▶ **WRITTEN INSTRUCTION**: For the material that follows, list every line containing the word "time".

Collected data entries
▽

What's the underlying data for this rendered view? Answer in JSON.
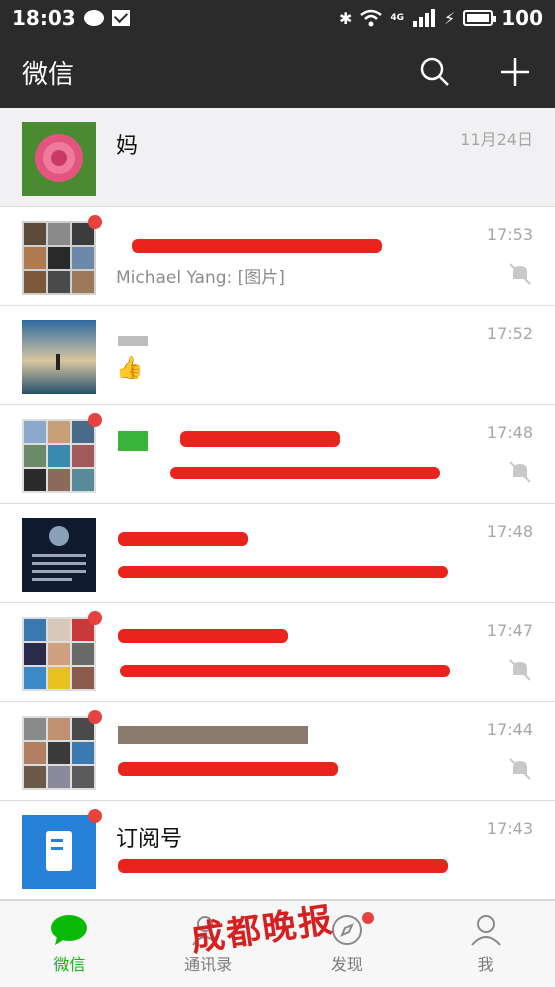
{
  "status_bar": {
    "time": "18:03",
    "battery": "100",
    "network": "4G"
  },
  "nav": {
    "title": "微信"
  },
  "chats": [
    {
      "name": "妈",
      "time": "11月24日",
      "preview": "",
      "pinned": true,
      "unread_dot": false,
      "muted": false
    },
    {
      "name": "",
      "time": "17:53",
      "preview": "Michael Yang: [图片]",
      "pinned": false,
      "unread_dot": true,
      "muted": true
    },
    {
      "name": "",
      "time": "17:52",
      "preview": "",
      "pinned": false,
      "unread_dot": false,
      "muted": false
    },
    {
      "name": "",
      "time": "17:48",
      "preview": "",
      "pinned": false,
      "unread_dot": true,
      "muted": true
    },
    {
      "name": "",
      "time": "17:48",
      "preview": "",
      "pinned": false,
      "unread_dot": false,
      "muted": false
    },
    {
      "name": "",
      "time": "17:47",
      "preview": "",
      "pinned": false,
      "unread_dot": true,
      "muted": true
    },
    {
      "name": "",
      "time": "17:44",
      "preview": "",
      "pinned": false,
      "unread_dot": true,
      "muted": true
    },
    {
      "name": "订阅号",
      "time": "17:43",
      "preview": "",
      "pinned": false,
      "unread_dot": true,
      "muted": false
    }
  ],
  "tabs": [
    {
      "label": "微信",
      "icon": "chat-bubble-icon",
      "active": true
    },
    {
      "label": "通讯录",
      "icon": "contacts-icon",
      "active": false
    },
    {
      "label": "发现",
      "icon": "compass-icon",
      "active": false
    },
    {
      "label": "我",
      "icon": "person-icon",
      "active": false
    }
  ],
  "watermark": "成都晚报",
  "colors": {
    "accent": "#09bb07",
    "header": "#2b2b2b",
    "badge": "#e64340"
  }
}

△

▶ **EXPECTED OUTPUT**:
    "time": "18:03",
      "time": "11月24日",
      "time": "17:53",
      "time": "17:52",
      "time": "17:48",
      "time": "17:48",
      "time": "17:47",
      "time": "17:44",
      "time": "17:43",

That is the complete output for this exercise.